*WHAT YOU ARE ASKED TO DO*. Say how many lines contain "color"; the answer is the number alone.

Extracts from a graphics dataset:
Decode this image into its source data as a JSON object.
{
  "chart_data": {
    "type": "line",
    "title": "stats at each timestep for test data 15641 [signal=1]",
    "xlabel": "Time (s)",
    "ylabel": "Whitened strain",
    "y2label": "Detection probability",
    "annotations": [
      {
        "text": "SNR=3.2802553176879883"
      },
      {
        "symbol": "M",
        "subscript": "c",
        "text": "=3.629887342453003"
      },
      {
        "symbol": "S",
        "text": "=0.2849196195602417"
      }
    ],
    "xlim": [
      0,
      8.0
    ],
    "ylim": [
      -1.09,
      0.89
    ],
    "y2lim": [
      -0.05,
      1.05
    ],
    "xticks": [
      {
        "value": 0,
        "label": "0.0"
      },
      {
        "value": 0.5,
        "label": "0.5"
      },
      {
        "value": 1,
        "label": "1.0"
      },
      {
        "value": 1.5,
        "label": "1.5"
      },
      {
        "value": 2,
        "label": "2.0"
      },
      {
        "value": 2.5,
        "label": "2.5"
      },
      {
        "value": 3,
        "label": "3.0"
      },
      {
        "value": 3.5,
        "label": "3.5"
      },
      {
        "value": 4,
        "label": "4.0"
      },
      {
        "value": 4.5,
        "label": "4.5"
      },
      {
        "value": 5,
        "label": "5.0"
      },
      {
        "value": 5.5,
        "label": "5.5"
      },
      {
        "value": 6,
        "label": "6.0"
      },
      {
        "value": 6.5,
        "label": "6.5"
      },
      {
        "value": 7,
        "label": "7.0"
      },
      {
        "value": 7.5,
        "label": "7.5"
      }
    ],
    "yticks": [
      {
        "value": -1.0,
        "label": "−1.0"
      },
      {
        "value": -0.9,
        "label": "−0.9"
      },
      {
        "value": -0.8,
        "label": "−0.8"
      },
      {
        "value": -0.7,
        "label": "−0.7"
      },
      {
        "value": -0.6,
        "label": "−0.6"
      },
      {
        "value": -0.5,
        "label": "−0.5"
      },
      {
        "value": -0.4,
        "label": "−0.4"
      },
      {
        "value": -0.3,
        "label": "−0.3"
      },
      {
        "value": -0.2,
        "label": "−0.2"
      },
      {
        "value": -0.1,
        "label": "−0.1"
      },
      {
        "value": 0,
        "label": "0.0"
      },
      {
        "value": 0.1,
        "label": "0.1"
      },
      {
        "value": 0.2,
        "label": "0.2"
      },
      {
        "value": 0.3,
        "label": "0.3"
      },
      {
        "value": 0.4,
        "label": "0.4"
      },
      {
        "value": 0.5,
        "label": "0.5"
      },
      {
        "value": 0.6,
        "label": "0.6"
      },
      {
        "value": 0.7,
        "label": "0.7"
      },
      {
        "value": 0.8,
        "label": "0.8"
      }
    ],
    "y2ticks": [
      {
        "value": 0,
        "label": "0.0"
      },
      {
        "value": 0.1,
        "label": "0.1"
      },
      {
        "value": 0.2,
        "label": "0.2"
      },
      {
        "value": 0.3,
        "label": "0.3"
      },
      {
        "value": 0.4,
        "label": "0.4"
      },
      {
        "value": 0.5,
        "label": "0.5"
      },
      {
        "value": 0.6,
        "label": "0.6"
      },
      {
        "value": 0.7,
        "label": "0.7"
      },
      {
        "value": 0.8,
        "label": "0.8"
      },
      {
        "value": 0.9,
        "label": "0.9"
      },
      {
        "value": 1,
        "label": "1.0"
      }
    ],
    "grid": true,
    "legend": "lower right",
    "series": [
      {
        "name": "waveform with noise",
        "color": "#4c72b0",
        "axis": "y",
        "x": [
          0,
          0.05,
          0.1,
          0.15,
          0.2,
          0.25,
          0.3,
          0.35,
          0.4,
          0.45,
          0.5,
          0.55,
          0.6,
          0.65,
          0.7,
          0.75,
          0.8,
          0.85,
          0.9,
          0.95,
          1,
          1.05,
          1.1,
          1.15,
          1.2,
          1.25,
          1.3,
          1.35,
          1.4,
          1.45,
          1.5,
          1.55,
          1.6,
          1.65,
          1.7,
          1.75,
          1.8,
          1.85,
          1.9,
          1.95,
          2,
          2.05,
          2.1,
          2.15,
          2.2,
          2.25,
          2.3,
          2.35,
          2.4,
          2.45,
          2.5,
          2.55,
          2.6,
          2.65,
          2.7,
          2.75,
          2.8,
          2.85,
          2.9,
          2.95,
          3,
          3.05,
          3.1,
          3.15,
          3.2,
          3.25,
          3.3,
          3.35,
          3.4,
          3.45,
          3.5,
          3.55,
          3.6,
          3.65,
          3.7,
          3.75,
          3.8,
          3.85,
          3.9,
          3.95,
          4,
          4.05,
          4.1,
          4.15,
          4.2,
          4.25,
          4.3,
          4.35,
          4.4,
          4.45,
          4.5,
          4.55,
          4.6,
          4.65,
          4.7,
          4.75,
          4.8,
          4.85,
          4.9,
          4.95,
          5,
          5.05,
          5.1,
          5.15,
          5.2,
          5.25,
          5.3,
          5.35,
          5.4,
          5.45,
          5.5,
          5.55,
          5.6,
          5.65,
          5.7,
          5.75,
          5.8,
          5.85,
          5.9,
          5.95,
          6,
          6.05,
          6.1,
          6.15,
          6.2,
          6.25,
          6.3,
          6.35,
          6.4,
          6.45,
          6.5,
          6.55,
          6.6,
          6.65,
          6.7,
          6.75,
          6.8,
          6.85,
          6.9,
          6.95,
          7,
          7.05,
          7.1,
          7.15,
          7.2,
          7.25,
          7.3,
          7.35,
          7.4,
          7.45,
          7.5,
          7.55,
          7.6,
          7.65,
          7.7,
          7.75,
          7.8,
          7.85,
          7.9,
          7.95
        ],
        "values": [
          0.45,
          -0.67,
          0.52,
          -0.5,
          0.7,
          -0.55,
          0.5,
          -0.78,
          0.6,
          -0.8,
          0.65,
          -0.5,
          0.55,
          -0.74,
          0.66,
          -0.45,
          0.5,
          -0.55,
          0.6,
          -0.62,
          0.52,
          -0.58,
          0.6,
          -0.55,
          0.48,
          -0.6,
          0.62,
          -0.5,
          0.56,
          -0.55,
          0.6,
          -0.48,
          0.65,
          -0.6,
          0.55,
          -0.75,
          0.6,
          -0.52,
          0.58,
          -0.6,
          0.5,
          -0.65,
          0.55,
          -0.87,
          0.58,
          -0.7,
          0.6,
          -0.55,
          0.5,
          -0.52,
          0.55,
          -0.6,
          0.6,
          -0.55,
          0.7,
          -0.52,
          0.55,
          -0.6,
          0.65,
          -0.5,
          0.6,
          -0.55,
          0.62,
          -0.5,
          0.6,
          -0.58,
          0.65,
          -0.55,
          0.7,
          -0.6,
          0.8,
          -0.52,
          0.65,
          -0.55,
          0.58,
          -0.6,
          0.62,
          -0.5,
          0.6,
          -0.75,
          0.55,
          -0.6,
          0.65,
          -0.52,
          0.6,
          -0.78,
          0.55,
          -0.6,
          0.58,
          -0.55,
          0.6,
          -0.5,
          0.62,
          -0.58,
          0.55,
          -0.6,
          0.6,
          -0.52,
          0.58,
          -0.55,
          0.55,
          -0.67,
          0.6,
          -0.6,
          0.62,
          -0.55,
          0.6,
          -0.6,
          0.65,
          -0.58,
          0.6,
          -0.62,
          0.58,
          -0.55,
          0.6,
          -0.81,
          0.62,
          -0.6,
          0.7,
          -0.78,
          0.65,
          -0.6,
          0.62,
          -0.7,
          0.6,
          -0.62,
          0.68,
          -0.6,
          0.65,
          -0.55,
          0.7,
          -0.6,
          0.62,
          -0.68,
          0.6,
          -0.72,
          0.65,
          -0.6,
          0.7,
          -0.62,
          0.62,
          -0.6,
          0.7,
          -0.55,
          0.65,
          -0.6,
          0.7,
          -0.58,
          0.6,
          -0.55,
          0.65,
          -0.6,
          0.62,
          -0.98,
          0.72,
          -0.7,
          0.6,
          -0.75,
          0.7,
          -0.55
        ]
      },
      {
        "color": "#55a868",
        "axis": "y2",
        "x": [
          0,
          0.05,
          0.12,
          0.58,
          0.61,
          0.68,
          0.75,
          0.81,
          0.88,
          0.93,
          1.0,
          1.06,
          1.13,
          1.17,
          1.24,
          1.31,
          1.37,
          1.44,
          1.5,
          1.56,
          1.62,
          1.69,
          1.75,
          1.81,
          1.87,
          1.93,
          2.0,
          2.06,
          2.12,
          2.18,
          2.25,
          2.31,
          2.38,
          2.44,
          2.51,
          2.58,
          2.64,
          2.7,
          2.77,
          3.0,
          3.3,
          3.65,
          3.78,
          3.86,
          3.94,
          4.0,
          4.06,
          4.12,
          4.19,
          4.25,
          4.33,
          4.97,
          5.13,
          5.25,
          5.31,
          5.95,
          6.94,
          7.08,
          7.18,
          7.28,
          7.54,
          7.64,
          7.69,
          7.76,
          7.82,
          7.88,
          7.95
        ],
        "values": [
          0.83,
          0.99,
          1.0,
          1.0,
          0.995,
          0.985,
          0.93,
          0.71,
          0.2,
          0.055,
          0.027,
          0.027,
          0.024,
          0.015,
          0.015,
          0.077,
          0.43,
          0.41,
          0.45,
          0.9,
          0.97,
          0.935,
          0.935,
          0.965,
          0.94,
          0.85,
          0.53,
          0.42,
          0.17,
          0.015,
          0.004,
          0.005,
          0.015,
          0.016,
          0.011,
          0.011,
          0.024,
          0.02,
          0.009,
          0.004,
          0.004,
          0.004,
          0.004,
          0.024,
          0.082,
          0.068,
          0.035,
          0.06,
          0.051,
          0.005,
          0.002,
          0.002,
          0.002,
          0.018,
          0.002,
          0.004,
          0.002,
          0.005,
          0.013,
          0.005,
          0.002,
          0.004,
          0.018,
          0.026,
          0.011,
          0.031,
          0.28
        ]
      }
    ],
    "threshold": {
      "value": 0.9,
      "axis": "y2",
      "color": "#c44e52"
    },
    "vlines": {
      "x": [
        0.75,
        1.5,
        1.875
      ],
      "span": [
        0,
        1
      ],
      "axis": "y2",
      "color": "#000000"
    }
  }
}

*OUTPUT OF THE TASK*. 4